— Records from a data collection —
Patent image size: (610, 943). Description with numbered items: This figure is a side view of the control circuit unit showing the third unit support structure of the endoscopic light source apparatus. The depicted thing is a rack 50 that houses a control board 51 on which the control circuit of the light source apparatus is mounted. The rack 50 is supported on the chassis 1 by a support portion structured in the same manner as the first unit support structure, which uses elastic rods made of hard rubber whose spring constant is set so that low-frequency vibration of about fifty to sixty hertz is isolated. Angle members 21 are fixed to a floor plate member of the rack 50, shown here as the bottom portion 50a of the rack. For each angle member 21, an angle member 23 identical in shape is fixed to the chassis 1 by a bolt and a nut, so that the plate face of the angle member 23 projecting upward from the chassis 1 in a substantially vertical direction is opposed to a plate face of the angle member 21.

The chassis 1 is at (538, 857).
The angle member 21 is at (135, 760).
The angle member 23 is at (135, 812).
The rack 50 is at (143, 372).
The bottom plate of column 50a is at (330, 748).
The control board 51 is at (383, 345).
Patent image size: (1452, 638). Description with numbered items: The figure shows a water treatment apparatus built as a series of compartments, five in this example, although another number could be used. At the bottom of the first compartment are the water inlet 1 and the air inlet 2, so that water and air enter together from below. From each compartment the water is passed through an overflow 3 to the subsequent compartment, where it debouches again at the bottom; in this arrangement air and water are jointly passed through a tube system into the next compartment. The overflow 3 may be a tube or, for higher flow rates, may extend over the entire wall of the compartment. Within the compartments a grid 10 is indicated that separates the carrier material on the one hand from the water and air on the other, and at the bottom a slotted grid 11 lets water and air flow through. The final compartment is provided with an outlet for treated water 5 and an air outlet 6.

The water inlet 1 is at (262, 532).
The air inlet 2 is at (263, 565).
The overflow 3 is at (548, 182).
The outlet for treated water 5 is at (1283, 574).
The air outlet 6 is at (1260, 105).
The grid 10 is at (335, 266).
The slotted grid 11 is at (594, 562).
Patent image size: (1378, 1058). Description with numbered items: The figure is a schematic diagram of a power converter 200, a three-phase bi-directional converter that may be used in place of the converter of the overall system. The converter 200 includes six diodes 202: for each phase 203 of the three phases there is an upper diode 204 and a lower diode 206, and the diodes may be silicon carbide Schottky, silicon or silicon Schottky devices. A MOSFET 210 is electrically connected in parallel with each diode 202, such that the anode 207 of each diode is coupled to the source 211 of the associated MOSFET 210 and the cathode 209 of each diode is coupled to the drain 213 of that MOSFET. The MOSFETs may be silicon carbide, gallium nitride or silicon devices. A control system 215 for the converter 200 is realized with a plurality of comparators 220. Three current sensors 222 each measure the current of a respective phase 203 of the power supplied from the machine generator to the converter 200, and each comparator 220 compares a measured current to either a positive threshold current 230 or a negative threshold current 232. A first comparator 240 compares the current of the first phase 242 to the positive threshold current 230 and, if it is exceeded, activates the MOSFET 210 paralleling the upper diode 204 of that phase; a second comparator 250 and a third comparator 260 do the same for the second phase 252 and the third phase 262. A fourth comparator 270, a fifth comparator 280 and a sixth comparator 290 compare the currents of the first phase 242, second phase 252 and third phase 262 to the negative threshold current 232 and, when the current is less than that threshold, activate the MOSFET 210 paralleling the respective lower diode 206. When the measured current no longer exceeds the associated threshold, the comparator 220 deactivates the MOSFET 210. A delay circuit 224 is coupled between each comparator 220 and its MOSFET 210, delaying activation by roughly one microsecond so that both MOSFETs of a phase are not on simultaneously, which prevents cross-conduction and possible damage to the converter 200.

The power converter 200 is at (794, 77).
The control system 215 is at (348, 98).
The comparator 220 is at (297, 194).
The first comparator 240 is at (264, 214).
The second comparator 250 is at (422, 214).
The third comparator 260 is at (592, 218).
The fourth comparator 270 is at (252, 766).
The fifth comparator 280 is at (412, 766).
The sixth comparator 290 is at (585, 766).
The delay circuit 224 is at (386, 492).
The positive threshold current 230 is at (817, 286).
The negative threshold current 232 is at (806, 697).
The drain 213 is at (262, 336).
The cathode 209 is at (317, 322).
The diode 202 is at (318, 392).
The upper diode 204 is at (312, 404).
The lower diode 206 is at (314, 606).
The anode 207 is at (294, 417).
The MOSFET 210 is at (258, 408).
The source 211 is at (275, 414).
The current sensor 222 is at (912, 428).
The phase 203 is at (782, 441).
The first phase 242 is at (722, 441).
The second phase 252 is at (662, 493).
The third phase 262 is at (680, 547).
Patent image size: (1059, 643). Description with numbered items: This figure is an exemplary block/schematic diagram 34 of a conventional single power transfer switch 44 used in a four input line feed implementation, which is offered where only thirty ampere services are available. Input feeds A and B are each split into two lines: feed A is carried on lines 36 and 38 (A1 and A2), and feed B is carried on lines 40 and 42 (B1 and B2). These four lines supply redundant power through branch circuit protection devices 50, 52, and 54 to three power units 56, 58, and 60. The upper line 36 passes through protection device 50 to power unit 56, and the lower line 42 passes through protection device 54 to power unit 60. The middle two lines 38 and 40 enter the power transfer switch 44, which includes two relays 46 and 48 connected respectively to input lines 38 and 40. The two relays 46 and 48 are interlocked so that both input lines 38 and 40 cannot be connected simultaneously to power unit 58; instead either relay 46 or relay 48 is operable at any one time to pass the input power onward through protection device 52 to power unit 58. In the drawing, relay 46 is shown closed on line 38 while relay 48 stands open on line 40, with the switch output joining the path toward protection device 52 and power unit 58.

— YOUR INSTRUCTIONS —
Write out the material above again, changing "Description with numbered items" to "Caption with numbered parts" everywhere it occurs and keeping everything else the same.

— EXPECTED ANSWER —
Patent image size: (610, 943). Caption with numbered parts: This figure is a side view of the control circuit unit showing the third unit support structure of the endoscopic light source apparatus. The depicted thing is a rack 50 that houses a control board 51 on which the control circuit of the light source apparatus is mounted. The rack 50 is supported on the chassis 1 by a support portion structured in the same manner as the first unit support structure, which uses elastic rods made of hard rubber whose spring constant is set so that low-frequency vibration of about fifty to sixty hertz is isolated. Angle members 21 are fixed to a floor plate member of the rack 50, shown here as the bottom portion 50a of the rack. For each angle member 21, an angle member 23 identical in shape is fixed to the chassis 1 by a bolt and a nut, so that the plate face of the angle member 23 projecting upward from the chassis 1 in a substantially vertical direction is opposed to a plate face of the angle member 21.

The chassis 1 is at (538, 857).
The angle member 21 is at (135, 760).
The angle member 23 is at (135, 812).
The rack 50 is at (143, 372).
The bottom plate of column 50a is at (330, 748).
The control board 51 is at (383, 345).
Patent image size: (1452, 638). Caption with numbered parts: The figure shows a water treatment apparatus built as a series of compartments, five in this example, although another number could be used. At the bottom of the first compartment are the water inlet 1 and the air inlet 2, so that water and air enter together from below. From each compartment the water is passed through an overflow 3 to the subsequent compartment, where it debouches again at the bottom; in this arrangement air and water are jointly passed through a tube system into the next compartment. The overflow 3 may be a tube or, for higher flow rates, may extend over the entire wall of the compartment. Within the compartments a grid 10 is indicated that separates the carrier material on the one hand from the water and air on the other, and at the bottom a slotted grid 11 lets water and air flow through. The final compartment is provided with an outlet for treated water 5 and an air outlet 6.

The water inlet 1 is at (262, 532).
The air inlet 2 is at (263, 565).
The overflow 3 is at (548, 182).
The outlet for treated water 5 is at (1283, 574).
The air outlet 6 is at (1260, 105).
The grid 10 is at (335, 266).
The slotted grid 11 is at (594, 562).
Patent image size: (1378, 1058). Caption with numbered parts: The figure is a schematic diagram of a power converter 200, a three-phase bi-directional converter that may be used in place of the converter of the overall system. The converter 200 includes six diodes 202: for each phase 203 of the three phases there is an upper diode 204 and a lower diode 206, and the diodes may be silicon carbide Schottky, silicon or silicon Schottky devices. A MOSFET 210 is electrically connected in parallel with each diode 202, such that the anode 207 of each diode is coupled to the source 211 of the associated MOSFET 210 and the cathode 209 of each diode is coupled to the drain 213 of that MOSFET. The MOSFETs may be silicon carbide, gallium nitride or silicon devices. A control system 215 for the converter 200 is realized with a plurality of comparators 220. Three current sensors 222 each measure the current of a respective phase 203 of the power supplied from the machine generator to the converter 200, and each comparator 220 compares a measured current to either a positive threshold current 230 or a negative threshold current 232. A first comparator 240 compares the current of the first phase 242 to the positive threshold current 230 and, if it is exceeded, activates the MOSFET 210 paralleling the upper diode 204 of that phase; a second comparator 250 and a third comparator 260 do the same for the second phase 252 and the third phase 262. A fourth comparator 270, a fifth comparator 280 and a sixth comparator 290 compare the currents of the first phase 242, second phase 252 and third phase 262 to the negative threshold current 232 and, when the current is less than that threshold, activate the MOSFET 210 paralleling the respective lower diode 206. When the measured current no longer exceeds the associated threshold, the comparator 220 deactivates the MOSFET 210. A delay circuit 224 is coupled between each comparator 220 and its MOSFET 210, delaying activation by roughly one microsecond so that both MOSFETs of a phase are not on simultaneously, which prevents cross-conduction and possible damage to the converter 200.

The power converter 200 is at (794, 77).
The control system 215 is at (348, 98).
The comparator 220 is at (297, 194).
The first comparator 240 is at (264, 214).
The second comparator 250 is at (422, 214).
The third comparator 260 is at (592, 218).
The fourth comparator 270 is at (252, 766).
The fifth comparator 280 is at (412, 766).
The sixth comparator 290 is at (585, 766).
The delay circuit 224 is at (386, 492).
The positive threshold current 230 is at (817, 286).
The negative threshold current 232 is at (806, 697).
The drain 213 is at (262, 336).
The cathode 209 is at (317, 322).
The diode 202 is at (318, 392).
The upper diode 204 is at (312, 404).
The lower diode 206 is at (314, 606).
The anode 207 is at (294, 417).
The MOSFET 210 is at (258, 408).
The source 211 is at (275, 414).
The current sensor 222 is at (912, 428).
The phase 203 is at (782, 441).
The first phase 242 is at (722, 441).
The second phase 252 is at (662, 493).
The third phase 262 is at (680, 547).
Patent image size: (1059, 643). Caption with numbered parts: This figure is an exemplary block/schematic diagram 34 of a conventional single power transfer switch 44 used in a four input line feed implementation, which is offered where only thirty ampere services are available. Input feeds A and B are each split into two lines: feed A is carried on lines 36 and 38 (A1 and A2), and feed B is carried on lines 40 and 42 (B1 and B2). These four lines supply redundant power through branch circuit protection devices 50, 52, and 54 to three power units 56, 58, and 60. The upper line 36 passes through protection device 50 to power unit 56, and the lower line 42 passes through protection device 54 to power unit 60. The middle two lines 38 and 40 enter the power transfer switch 44, which includes two relays 46 and 48 connected respectively to input lines 38 and 40. The two relays 46 and 48 are interlocked so that both input lines 38 and 40 cannot be connected simultaneously to power unit 58; instead either relay 46 or relay 48 is operable at any one time to pass the input power onward through protection device 52 to power unit 58. In the drawing, relay 46 is shown closed on line 38 while relay 48 stands open on line 40, with the switch output joining the path toward protection device 52 and power unit 58.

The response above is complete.